> **What needs to be done**:
Retype the records below exactly as they appear.

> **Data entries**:
>>

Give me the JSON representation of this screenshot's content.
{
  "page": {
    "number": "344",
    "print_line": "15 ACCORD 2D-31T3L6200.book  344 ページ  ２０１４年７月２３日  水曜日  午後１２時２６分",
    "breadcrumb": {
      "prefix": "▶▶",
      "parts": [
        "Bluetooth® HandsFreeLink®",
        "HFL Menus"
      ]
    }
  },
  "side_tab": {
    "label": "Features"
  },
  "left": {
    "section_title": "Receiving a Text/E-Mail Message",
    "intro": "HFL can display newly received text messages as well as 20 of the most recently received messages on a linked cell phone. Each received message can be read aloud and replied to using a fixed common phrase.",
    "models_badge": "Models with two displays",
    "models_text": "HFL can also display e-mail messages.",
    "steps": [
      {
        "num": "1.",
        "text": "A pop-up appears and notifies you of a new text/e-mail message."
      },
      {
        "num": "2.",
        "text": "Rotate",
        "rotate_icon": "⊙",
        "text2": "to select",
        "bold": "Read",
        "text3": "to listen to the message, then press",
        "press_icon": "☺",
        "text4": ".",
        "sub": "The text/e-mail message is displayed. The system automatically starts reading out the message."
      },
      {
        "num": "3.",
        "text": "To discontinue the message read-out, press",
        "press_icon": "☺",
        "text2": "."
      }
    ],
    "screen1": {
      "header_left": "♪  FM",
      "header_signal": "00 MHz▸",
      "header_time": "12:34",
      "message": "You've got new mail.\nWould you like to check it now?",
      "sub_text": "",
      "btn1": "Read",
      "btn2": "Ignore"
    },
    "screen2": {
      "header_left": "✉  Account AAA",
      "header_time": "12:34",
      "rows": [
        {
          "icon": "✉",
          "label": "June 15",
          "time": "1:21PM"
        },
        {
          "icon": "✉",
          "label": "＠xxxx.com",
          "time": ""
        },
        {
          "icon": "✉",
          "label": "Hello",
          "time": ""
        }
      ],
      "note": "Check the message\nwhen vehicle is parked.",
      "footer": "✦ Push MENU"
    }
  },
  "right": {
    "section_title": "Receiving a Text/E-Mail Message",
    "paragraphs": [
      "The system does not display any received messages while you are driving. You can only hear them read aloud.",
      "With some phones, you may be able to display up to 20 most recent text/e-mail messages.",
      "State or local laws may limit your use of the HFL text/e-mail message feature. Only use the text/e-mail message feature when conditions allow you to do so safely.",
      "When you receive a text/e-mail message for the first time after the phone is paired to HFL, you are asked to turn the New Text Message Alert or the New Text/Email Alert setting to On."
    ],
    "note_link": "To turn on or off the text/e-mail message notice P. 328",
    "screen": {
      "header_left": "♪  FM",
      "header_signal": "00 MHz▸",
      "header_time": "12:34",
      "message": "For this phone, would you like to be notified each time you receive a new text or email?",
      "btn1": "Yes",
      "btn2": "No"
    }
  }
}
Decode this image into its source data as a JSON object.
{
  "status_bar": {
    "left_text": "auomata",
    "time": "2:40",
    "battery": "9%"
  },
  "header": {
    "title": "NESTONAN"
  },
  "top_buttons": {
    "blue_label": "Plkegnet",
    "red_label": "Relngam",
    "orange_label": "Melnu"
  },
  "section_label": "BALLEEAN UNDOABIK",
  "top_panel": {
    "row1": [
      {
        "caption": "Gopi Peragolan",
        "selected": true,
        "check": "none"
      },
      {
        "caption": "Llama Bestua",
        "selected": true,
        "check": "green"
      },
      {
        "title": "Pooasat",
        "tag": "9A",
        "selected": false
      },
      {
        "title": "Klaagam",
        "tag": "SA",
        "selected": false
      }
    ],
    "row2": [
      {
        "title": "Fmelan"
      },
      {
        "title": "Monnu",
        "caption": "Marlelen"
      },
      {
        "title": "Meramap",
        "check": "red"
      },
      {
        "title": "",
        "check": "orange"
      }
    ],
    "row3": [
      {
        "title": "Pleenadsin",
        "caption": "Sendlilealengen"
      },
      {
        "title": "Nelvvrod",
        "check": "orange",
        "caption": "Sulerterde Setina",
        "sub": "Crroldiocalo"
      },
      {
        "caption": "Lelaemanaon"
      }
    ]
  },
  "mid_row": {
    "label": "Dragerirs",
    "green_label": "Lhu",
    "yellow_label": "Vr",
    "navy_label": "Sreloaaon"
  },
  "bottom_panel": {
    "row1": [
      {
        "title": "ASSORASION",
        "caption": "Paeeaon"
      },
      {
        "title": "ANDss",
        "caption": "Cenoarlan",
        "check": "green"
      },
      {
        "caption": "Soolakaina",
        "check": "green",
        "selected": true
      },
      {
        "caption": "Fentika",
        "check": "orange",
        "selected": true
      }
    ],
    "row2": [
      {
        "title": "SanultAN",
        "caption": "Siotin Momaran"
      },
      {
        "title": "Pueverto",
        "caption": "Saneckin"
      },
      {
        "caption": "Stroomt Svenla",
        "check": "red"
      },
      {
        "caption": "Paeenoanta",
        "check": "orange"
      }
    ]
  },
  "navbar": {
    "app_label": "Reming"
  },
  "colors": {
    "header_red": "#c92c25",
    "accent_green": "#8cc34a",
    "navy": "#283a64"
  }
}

<<

> **Task result**:
Give me the JSON representation of this screenshot's content.
{
  "page": {
    "number": "344",
    "print_line": "15 ACCORD 2D-31T3L6200.book  344 ページ  ２０１４年７月２３日  水曜日  午後１２時２６分",
    "breadcrumb": {
      "prefix": "▶▶",
      "parts": [
        "Bluetooth® HandsFreeLink®",
        "HFL Menus"
      ]
    }
  },
  "side_tab": {
    "label": "Features"
  },
  "left": {
    "section_title": "Receiving a Text/E-Mail Message",
    "intro": "HFL can display newly received text messages as well as 20 of the most recently received messages on a linked cell phone. Each received message can be read aloud and replied to using a fixed common phrase.",
    "models_badge": "Models with two displays",
    "models_text": "HFL can also display e-mail messages.",
    "steps": [
      {
        "num": "1.",
        "text": "A pop-up appears and notifies you of a new text/e-mail message."
      },
      {
        "num": "2.",
        "text": "Rotate",
        "rotate_icon": "⊙",
        "text2": "to select",
        "bold": "Read",
        "text3": "to listen to the message, then press",
        "press_icon": "☺",
        "text4": ".",
        "sub": "The text/e-mail message is displayed. The system automatically starts reading out the message."
      },
      {
        "num": "3.",
        "text": "To discontinue the message read-out, press",
        "press_icon": "☺",
        "text2": "."
      }
    ],
    "screen1": {
      "header_left": "♪  FM",
      "header_signal": "00 MHz▸",
      "header_time": "12:34",
      "message": "You've got new mail.\nWould you like to check it now?",
      "sub_text": "",
      "btn1": "Read",
      "btn2": "Ignore"
    },
    "screen2": {
      "header_left": "✉  Account AAA",
      "header_time": "12:34",
      "rows": [
        {
          "icon": "✉",
          "label": "June 15",
          "time": "1:21PM"
        },
        {
          "icon": "✉",
          "label": "＠xxxx.com",
          "time": ""
        },
        {
          "icon": "✉",
          "label": "Hello",
          "time": ""
        }
      ],
      "note": "Check the message\nwhen vehicle is parked.",
      "footer": "✦ Push MENU"
    }
  },
  "right": {
    "section_title": "Receiving a Text/E-Mail Message",
    "paragraphs": [
      "The system does not display any received messages while you are driving. You can only hear them read aloud.",
      "With some phones, you may be able to display up to 20 most recent text/e-mail messages.",
      "State or local laws may limit your use of the HFL text/e-mail message feature. Only use the text/e-mail message feature when conditions allow you to do so safely.",
      "When you receive a text/e-mail message for the first time after the phone is paired to HFL, you are asked to turn the New Text Message Alert or the New Text/Email Alert setting to On."
    ],
    "note_link": "To turn on or off the text/e-mail message notice P. 328",
    "screen": {
      "header_left": "♪  FM",
      "header_signal": "00 MHz▸",
      "header_time": "12:34",
      "message": "For this phone, would you like to be notified each time you receive a new text or email?",
      "btn1": "Yes",
      "btn2": "No"
    }
  }
}
Decode this image into its source data as a JSON object.
{
  "status_bar": {
    "left_text": "auomata",
    "time": "2:40",
    "battery": "9%"
  },
  "header": {
    "title": "NESTONAN"
  },
  "top_buttons": {
    "blue_label": "Plkegnet",
    "red_label": "Relngam",
    "orange_label": "Melnu"
  },
  "section_label": "BALLEEAN UNDOABIK",
  "top_panel": {
    "row1": [
      {
        "caption": "Gopi Peragolan",
        "selected": true,
        "check": "none"
      },
      {
        "caption": "Llama Bestua",
        "selected": true,
        "check": "green"
      },
      {
        "title": "Pooasat",
        "tag": "9A",
        "selected": false
      },
      {
        "title": "Klaagam",
        "tag": "SA",
        "selected": false
      }
    ],
    "row2": [
      {
        "title": "Fmelan"
      },
      {
        "title": "Monnu",
        "caption": "Marlelen"
      },
      {
        "title": "Meramap",
        "check": "red"
      },
      {
        "title": "",
        "check": "orange"
      }
    ],
    "row3": [
      {
        "title": "Pleenadsin",
        "caption": "Sendlilealengen"
      },
      {
        "title": "Nelvvrod",
        "check": "orange",
        "caption": "Sulerterde Setina",
        "sub": "Crroldiocalo"
      },
      {
        "caption": "Lelaemanaon"
      }
    ]
  },
  "mid_row": {
    "label": "Dragerirs",
    "green_label": "Lhu",
    "yellow_label": "Vr",
    "navy_label": "Sreloaaon"
  },
  "bottom_panel": {
    "row1": [
      {
        "title": "ASSORASION",
        "caption": "Paeeaon"
      },
      {
        "title": "ANDss",
        "caption": "Cenoarlan",
        "check": "green"
      },
      {
        "caption": "Soolakaina",
        "check": "green",
        "selected": true
      },
      {
        "caption": "Fentika",
        "check": "orange",
        "selected": true
      }
    ],
    "row2": [
      {
        "title": "SanultAN",
        "caption": "Siotin Momaran"
      },
      {
        "title": "Pueverto",
        "caption": "Saneckin"
      },
      {
        "caption": "Stroomt Svenla",
        "check": "red"
      },
      {
        "caption": "Paeenoanta",
        "check": "orange"
      }
    ]
  },
  "navbar": {
    "app_label": "Reming"
  },
  "colors": {
    "header_red": "#c92c25",
    "accent_green": "#8cc34a",
    "navy": "#283a64"
  }
}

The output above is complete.